* BEGIN EXTRACTED MATERIAL *

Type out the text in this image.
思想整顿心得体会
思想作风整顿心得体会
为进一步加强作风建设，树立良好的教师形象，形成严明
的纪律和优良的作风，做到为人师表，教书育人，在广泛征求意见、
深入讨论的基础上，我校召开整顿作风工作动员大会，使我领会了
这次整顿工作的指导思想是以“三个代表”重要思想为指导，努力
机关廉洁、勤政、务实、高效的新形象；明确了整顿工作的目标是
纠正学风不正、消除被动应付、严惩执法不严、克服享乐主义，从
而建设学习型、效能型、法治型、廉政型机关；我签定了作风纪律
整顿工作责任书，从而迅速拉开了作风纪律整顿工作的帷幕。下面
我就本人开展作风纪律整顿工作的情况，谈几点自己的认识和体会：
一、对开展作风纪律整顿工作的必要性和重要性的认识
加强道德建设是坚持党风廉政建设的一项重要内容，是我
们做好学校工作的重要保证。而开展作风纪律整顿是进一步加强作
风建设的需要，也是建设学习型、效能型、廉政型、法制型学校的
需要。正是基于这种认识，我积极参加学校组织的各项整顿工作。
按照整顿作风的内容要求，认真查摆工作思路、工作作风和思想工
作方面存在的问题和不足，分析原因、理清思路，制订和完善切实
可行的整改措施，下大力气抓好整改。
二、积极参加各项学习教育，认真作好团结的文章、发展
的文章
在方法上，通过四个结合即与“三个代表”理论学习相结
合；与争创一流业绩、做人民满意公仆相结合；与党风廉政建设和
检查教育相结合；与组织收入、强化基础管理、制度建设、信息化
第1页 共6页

* END EXTRACTED MATERIAL *

• BRIEF:
Return the listing above in full, character for character.

• RESULT OF THE EXERCISE:
Type out the text in this image.
思想整顿心得体会
思想作风整顿心得体会
为进一步加强作风建设，树立良好的教师形象，形成严明
的纪律和优良的作风，做到为人师表，教书育人，在广泛征求意见、
深入讨论的基础上，我校召开整顿作风工作动员大会，使我领会了
这次整顿工作的指导思想是以“三个代表”重要思想为指导，努力
机关廉洁、勤政、务实、高效的新形象；明确了整顿工作的目标是
纠正学风不正、消除被动应付、严惩执法不严、克服享乐主义，从
而建设学习型、效能型、法治型、廉政型机关；我签定了作风纪律
整顿工作责任书，从而迅速拉开了作风纪律整顿工作的帷幕。下面
我就本人开展作风纪律整顿工作的情况，谈几点自己的认识和体会：
一、对开展作风纪律整顿工作的必要性和重要性的认识
加强道德建设是坚持党风廉政建设的一项重要内容，是我
们做好学校工作的重要保证。而开展作风纪律整顿是进一步加强作
风建设的需要，也是建设学习型、效能型、廉政型、法制型学校的
需要。正是基于这种认识，我积极参加学校组织的各项整顿工作。
按照整顿作风的内容要求，认真查摆工作思路、工作作风和思想工
作方面存在的问题和不足，分析原因、理清思路，制订和完善切实
可行的整改措施，下大力气抓好整改。
二、积极参加各项学习教育，认真作好团结的文章、发展
的文章
在方法上，通过四个结合即与“三个代表”理论学习相结
合；与争创一流业绩、做人民满意公仆相结合；与党风廉政建设和
检查教育相结合；与组织收入、强化基础管理、制度建设、信息化
第1页 共6页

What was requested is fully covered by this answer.